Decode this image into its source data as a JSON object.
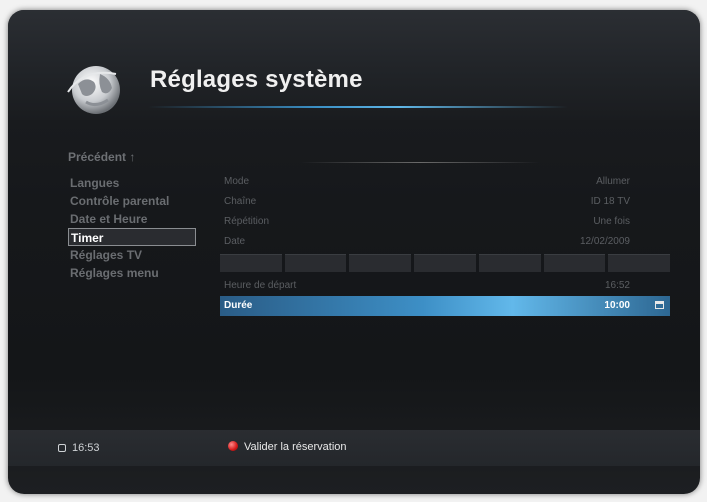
{
  "header": {
    "title": "Réglages système",
    "logo_icon": "globe-logo-icon"
  },
  "menu": {
    "back_label": "Précédent",
    "items": [
      {
        "label": "Langues"
      },
      {
        "label": "Contrôle parental"
      },
      {
        "label": "Date et Heure"
      },
      {
        "label": "Timer"
      },
      {
        "label": "Réglages TV"
      },
      {
        "label": "Réglages menu"
      }
    ],
    "active_index": 3
  },
  "timer": {
    "rows": [
      {
        "label": "Mode",
        "value": "Allumer"
      },
      {
        "label": "Chaîne",
        "value": "ID 18 TV"
      },
      {
        "label": "Répétition",
        "value": "Une fois"
      },
      {
        "label": "Date",
        "value": "12/02/2009"
      },
      {
        "label": "Heure de départ",
        "value": "16:52"
      },
      {
        "label": "Durée",
        "value": "10:00"
      }
    ],
    "selected_index": 5,
    "selected_icon": "calendar-icon"
  },
  "footer": {
    "time": "16:53",
    "clock_icon": "clock-icon",
    "action_label": "Valider la réservation",
    "action_icon": "red-button-icon",
    "accent_color": "#d41818"
  },
  "colors": {
    "highlight": "#3d8fc6",
    "background": "#16181b"
  }
}
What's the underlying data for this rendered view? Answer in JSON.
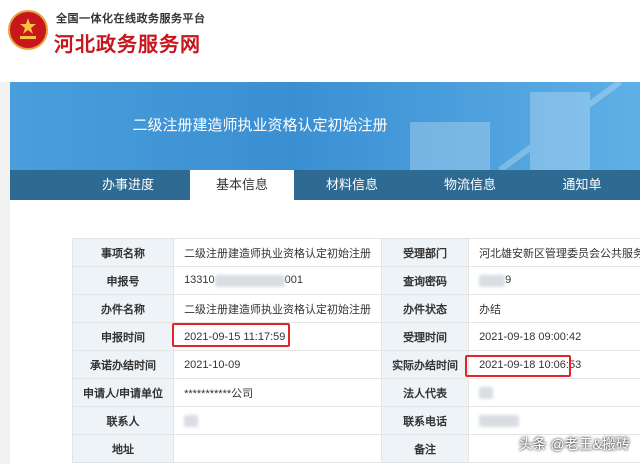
{
  "header": {
    "sub_title": "全国一体化在线政务服务平台",
    "main_title": "河北政务服务网"
  },
  "banner": {
    "title": "二级注册建造师执业资格认定初始注册"
  },
  "tabs": [
    {
      "label": "办事进度",
      "active": false
    },
    {
      "label": "基本信息",
      "active": true
    },
    {
      "label": "材料信息",
      "active": false
    },
    {
      "label": "物流信息",
      "active": false
    },
    {
      "label": "通知单",
      "active": false
    }
  ],
  "info": {
    "item_name_label": "事项名称",
    "item_name": "二级注册建造师执业资格认定初始注册",
    "dept_label": "受理部门",
    "dept": "河北雄安新区管理委员会公共服务局",
    "apply_no_label": "申报号",
    "apply_no_prefix": "13310",
    "apply_no_suffix": "001",
    "query_pwd_label": "查询密码",
    "query_pwd_suffix": "9",
    "case_name_label": "办件名称",
    "case_name": "二级注册建造师执业资格认定初始注册",
    "case_status_label": "办件状态",
    "case_status": "办结",
    "apply_time_label": "申报时间",
    "apply_time": "2021-09-15 11:17:59",
    "accept_time_label": "受理时间",
    "accept_time": "2021-09-18 09:00:42",
    "promise_time_label": "承诺办结时间",
    "promise_time": "2021-10-09",
    "actual_time_label": "实际办结时间",
    "actual_time": "2021-09-18 10:06:53",
    "applicant_label": "申请人/申请单位",
    "applicant": "***********公司",
    "legal_rep_label": "法人代表",
    "contact_label": "联系人",
    "phone_label": "联系电话",
    "address_label": "地址",
    "remark_label": "备注"
  },
  "watermark": "头条 @老王&搬砖",
  "colors": {
    "brand_red": "#c8161d",
    "banner_blue": "#3a8fd3",
    "tab_bar": "#2e6a92",
    "highlight": "#e0262b"
  }
}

→ **Stated exercise**
The entries above should be reproduced exactly, without their pictures.

→ **Output for this exercise**
Decode this image into its source data as a JSON object.
{
  "header": {
    "title": "Réglages système",
    "logo_icon": "globe-logo-icon"
  },
  "menu": {
    "back_label": "Précédent",
    "items": [
      {
        "label": "Langues"
      },
      {
        "label": "Contrôle parental"
      },
      {
        "label": "Date et Heure"
      },
      {
        "label": "Timer"
      },
      {
        "label": "Réglages TV"
      },
      {
        "label": "Réglages menu"
      }
    ],
    "active_index": 3
  },
  "timer": {
    "rows": [
      {
        "label": "Mode",
        "value": "Allumer"
      },
      {
        "label": "Chaîne",
        "value": "ID 18 TV"
      },
      {
        "label": "Répétition",
        "value": "Une fois"
      },
      {
        "label": "Date",
        "value": "12/02/2009"
      },
      {
        "label": "Heure de départ",
        "value": "16:52"
      },
      {
        "label": "Durée",
        "value": "10:00"
      }
    ],
    "selected_index": 5,
    "selected_icon": "calendar-icon"
  },
  "footer": {
    "time": "16:53",
    "clock_icon": "clock-icon",
    "action_label": "Valider la réservation",
    "action_icon": "red-button-icon",
    "accent_color": "#d41818"
  },
  "colors": {
    "highlight": "#3d8fc6",
    "background": "#16181b"
  }
}
What's the underlying data for this rendered view? Answer in JSON.
{
  "header": {
    "sub_title": "全国一体化在线政务服务平台",
    "main_title": "河北政务服务网"
  },
  "banner": {
    "title": "二级注册建造师执业资格认定初始注册"
  },
  "tabs": [
    {
      "label": "办事进度",
      "active": false
    },
    {
      "label": "基本信息",
      "active": true
    },
    {
      "label": "材料信息",
      "active": false
    },
    {
      "label": "物流信息",
      "active": false
    },
    {
      "label": "通知单",
      "active": false
    }
  ],
  "info": {
    "item_name_label": "事项名称",
    "item_name": "二级注册建造师执业资格认定初始注册",
    "dept_label": "受理部门",
    "dept": "河北雄安新区管理委员会公共服务局",
    "apply_no_label": "申报号",
    "apply_no_prefix": "13310",
    "apply_no_suffix": "001",
    "query_pwd_label": "查询密码",
    "query_pwd_suffix": "9",
    "case_name_label": "办件名称",
    "case_name": "二级注册建造师执业资格认定初始注册",
    "case_status_label": "办件状态",
    "case_status": "办结",
    "apply_time_label": "申报时间",
    "apply_time": "2021-09-15 11:17:59",
    "accept_time_label": "受理时间",
    "accept_time": "2021-09-18 09:00:42",
    "promise_time_label": "承诺办结时间",
    "promise_time": "2021-10-09",
    "actual_time_label": "实际办结时间",
    "actual_time": "2021-09-18 10:06:53",
    "applicant_label": "申请人/申请单位",
    "applicant": "***********公司",
    "legal_rep_label": "法人代表",
    "contact_label": "联系人",
    "phone_label": "联系电话",
    "address_label": "地址",
    "remark_label": "备注"
  },
  "watermark": "头条 @老王&搬砖",
  "colors": {
    "brand_red": "#c8161d",
    "banner_blue": "#3a8fd3",
    "tab_bar": "#2e6a92",
    "highlight": "#e0262b"
  }
}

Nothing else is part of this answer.